* GIVEN INSTRUCTION
Return the material word for word. Do not include pictures.

Lines of data
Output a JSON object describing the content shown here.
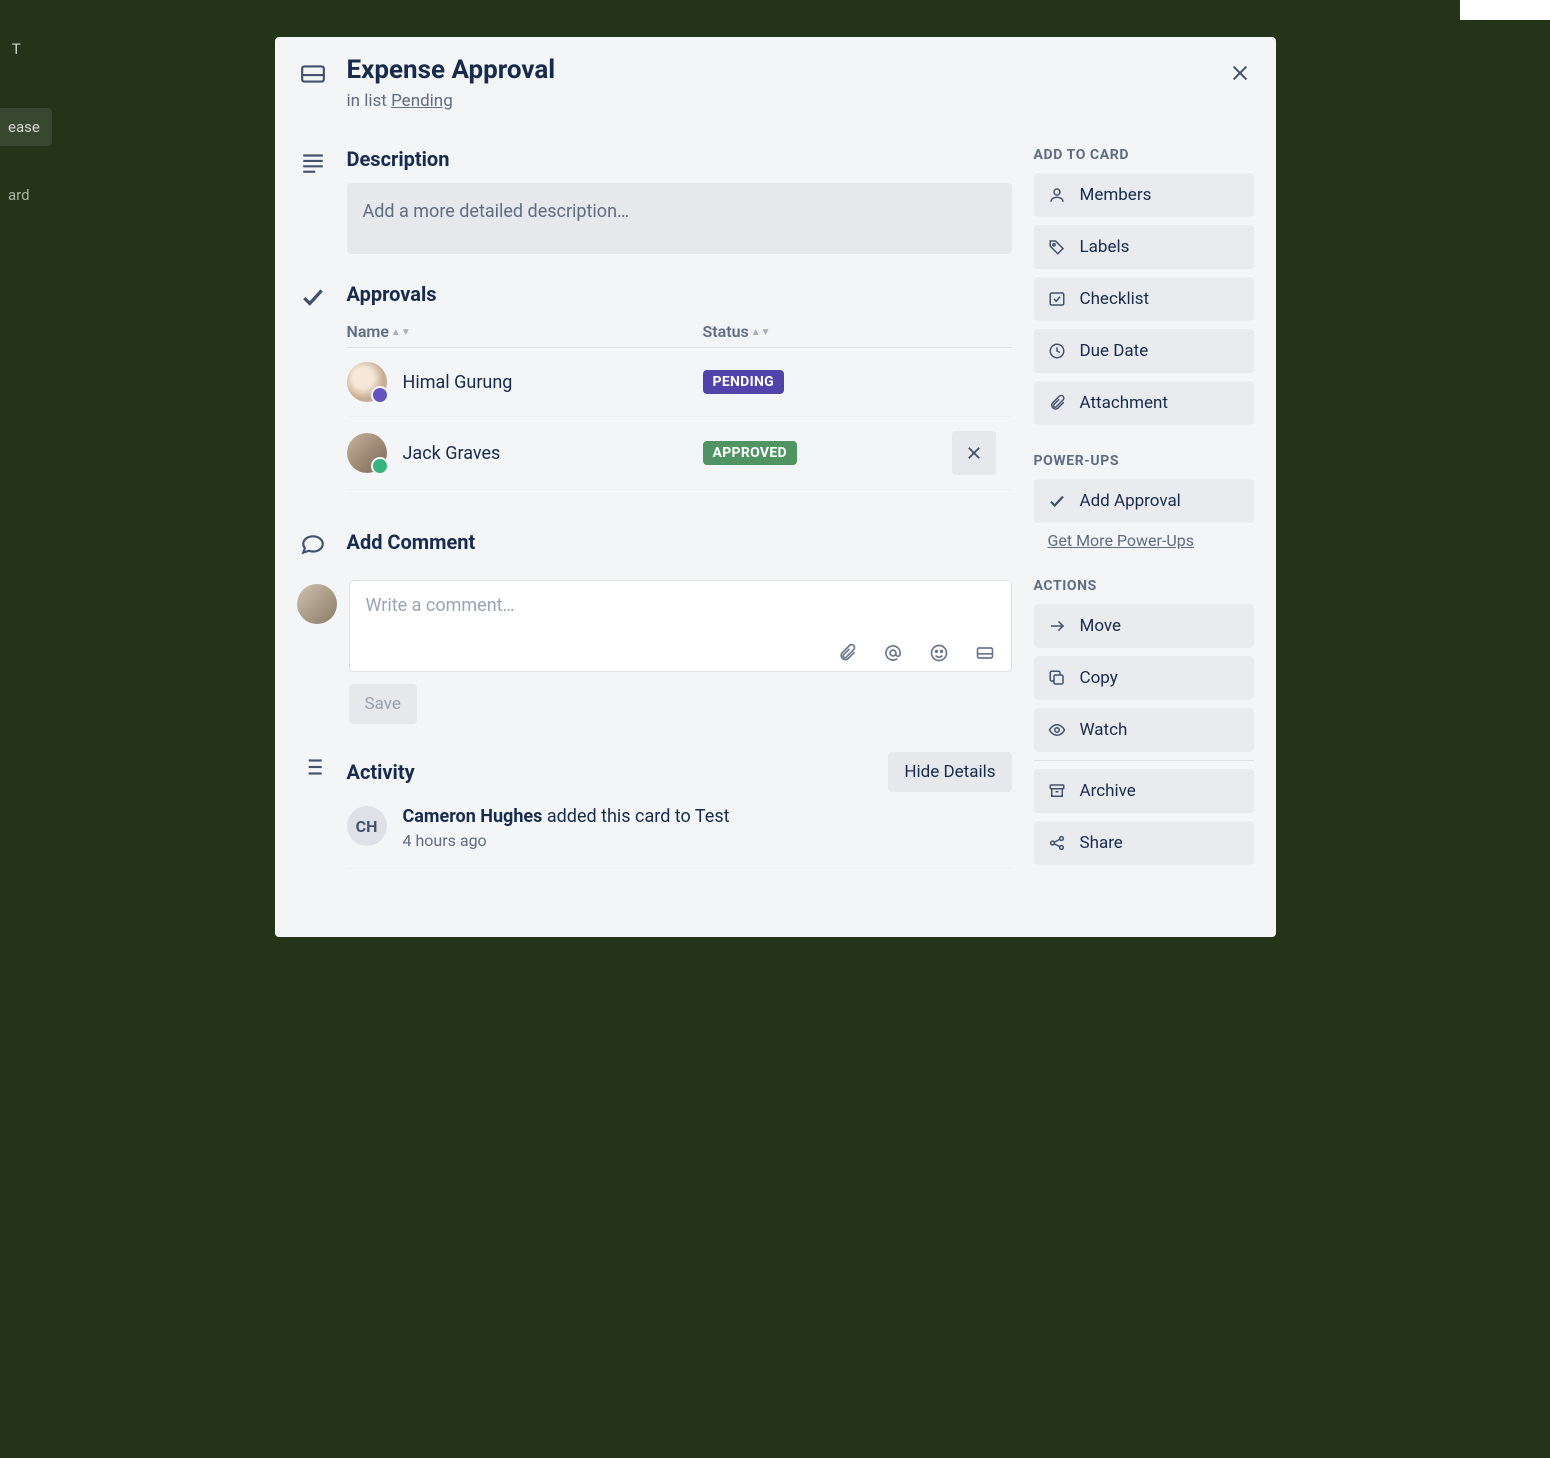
{
  "header": {
    "title": "Expense Approval",
    "inlist_prefix": "in list ",
    "list_name": "Pending"
  },
  "description": {
    "title": "Description",
    "placeholder": "Add a more detailed description…"
  },
  "approvals": {
    "title": "Approvals",
    "col_name": "Name",
    "col_status": "Status",
    "rows": [
      {
        "name": "Himal Gurung",
        "status": "PENDING"
      },
      {
        "name": "Jack Graves",
        "status": "APPROVED"
      }
    ]
  },
  "comment": {
    "title": "Add Comment",
    "placeholder": "Write a comment…",
    "save": "Save"
  },
  "activity": {
    "title": "Activity",
    "hide": "Hide Details",
    "entries": [
      {
        "initials": "CH",
        "actor": "Cameron Hughes",
        "rest": " added this card to Test",
        "time": "4 hours ago"
      }
    ]
  },
  "sidebar": {
    "add_to_card": "ADD TO CARD",
    "add_items": [
      "Members",
      "Labels",
      "Checklist",
      "Due Date",
      "Attachment"
    ],
    "powerups": "POWER-UPS",
    "add_approval": "Add Approval",
    "get_more": "Get More Power-Ups",
    "actions": "ACTIONS",
    "action_items": [
      "Move",
      "Copy",
      "Watch",
      "Archive",
      "Share"
    ]
  }
}
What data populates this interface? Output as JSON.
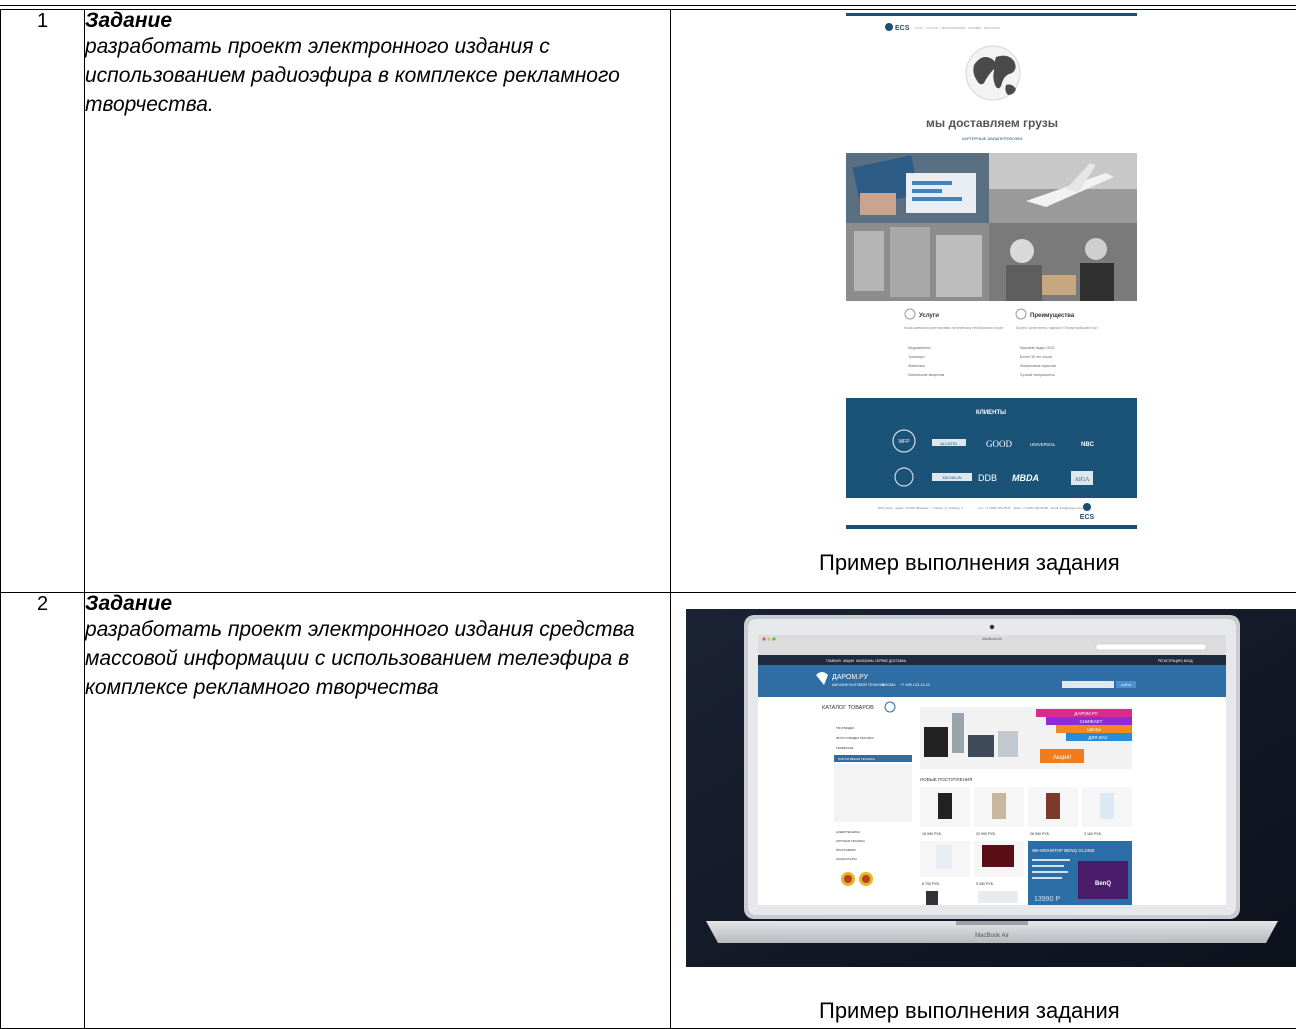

* SOLUTION TO THE PROBLEM
Output a JSON object describing the content shown here.
{
  "header": {
    "title": "Expense Approval",
    "inlist_prefix": "in list ",
    "list_name": "Pending"
  },
  "description": {
    "title": "Description",
    "placeholder": "Add a more detailed description…"
  },
  "approvals": {
    "title": "Approvals",
    "col_name": "Name",
    "col_status": "Status",
    "rows": [
      {
        "name": "Himal Gurung",
        "status": "PENDING"
      },
      {
        "name": "Jack Graves",
        "status": "APPROVED"
      }
    ]
  },
  "comment": {
    "title": "Add Comment",
    "placeholder": "Write a comment…",
    "save": "Save"
  },
  "activity": {
    "title": "Activity",
    "hide": "Hide Details",
    "entries": [
      {
        "initials": "CH",
        "actor": "Cameron Hughes",
        "rest": " added this card to Test",
        "time": "4 hours ago"
      }
    ]
  },
  "sidebar": {
    "add_to_card": "ADD TO CARD",
    "add_items": [
      "Members",
      "Labels",
      "Checklist",
      "Due Date",
      "Attachment"
    ],
    "powerups": "POWER-UPS",
    "add_approval": "Add Approval",
    "get_more": "Get More Power-Ups",
    "actions": "ACTIONS",
    "action_items": [
      "Move",
      "Copy",
      "Watch",
      "Archive",
      "Share"
    ]
  }
}
What data populates this interface? Output as JSON.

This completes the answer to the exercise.